= Exercise task =
Search the records for the word "label" and report each line that has it.

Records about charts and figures
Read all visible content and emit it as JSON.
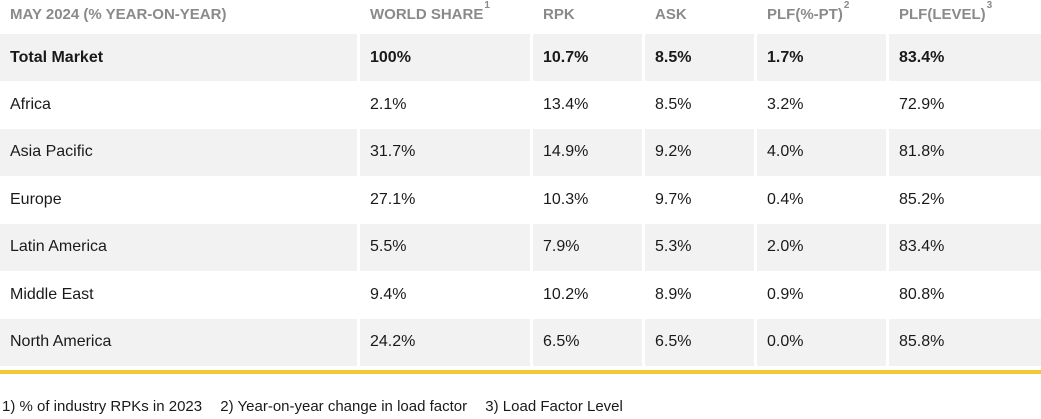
{
  "chart_data": {
    "type": "table",
    "columns": [
      {
        "label": "MAY 2024 (% YEAR-ON-YEAR)",
        "sup": ""
      },
      {
        "label": "WORLD SHARE",
        "sup": "1"
      },
      {
        "label": "RPK",
        "sup": ""
      },
      {
        "label": "ASK",
        "sup": ""
      },
      {
        "label": "PLF(%-PT)",
        "sup": "2"
      },
      {
        "label": "PLF(LEVEL)",
        "sup": "3"
      }
    ],
    "rows": [
      [
        "Total Market",
        "100%",
        "10.7%",
        "8.5%",
        "1.7%",
        "83.4%"
      ],
      [
        "Africa",
        "2.1%",
        "13.4%",
        "8.5%",
        "3.2%",
        "72.9%"
      ],
      [
        "Asia Pacific",
        "31.7%",
        "14.9%",
        "9.2%",
        "4.0%",
        "81.8%"
      ],
      [
        "Europe",
        "27.1%",
        "10.3%",
        "9.7%",
        "0.4%",
        "85.2%"
      ],
      [
        "Latin America",
        "5.5%",
        "7.9%",
        "5.3%",
        "2.0%",
        "83.4%"
      ],
      [
        "Middle East",
        "9.4%",
        "10.2%",
        "8.9%",
        "0.9%",
        "80.8%"
      ],
      [
        "North America",
        "24.2%",
        "6.5%",
        "6.5%",
        "0.0%",
        "85.8%"
      ]
    ],
    "footnotes": [
      "1) % of industry RPKs in 2023",
      "2) Year-on-year change in load factor",
      "3) Load Factor Level"
    ]
  },
  "colors": {
    "accent_rule": "#f2c933",
    "header_text": "#8a8a8a",
    "stripe": "#f2f2f2"
  }
}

= The response =
        "label": "MAY 2024 (% YEAR-ON-YEAR)",
        "label": "WORLD SHARE",
        "label": "RPK",
        "label": "ASK",
        "label": "PLF(%-PT)",
        "label": "PLF(LEVEL)",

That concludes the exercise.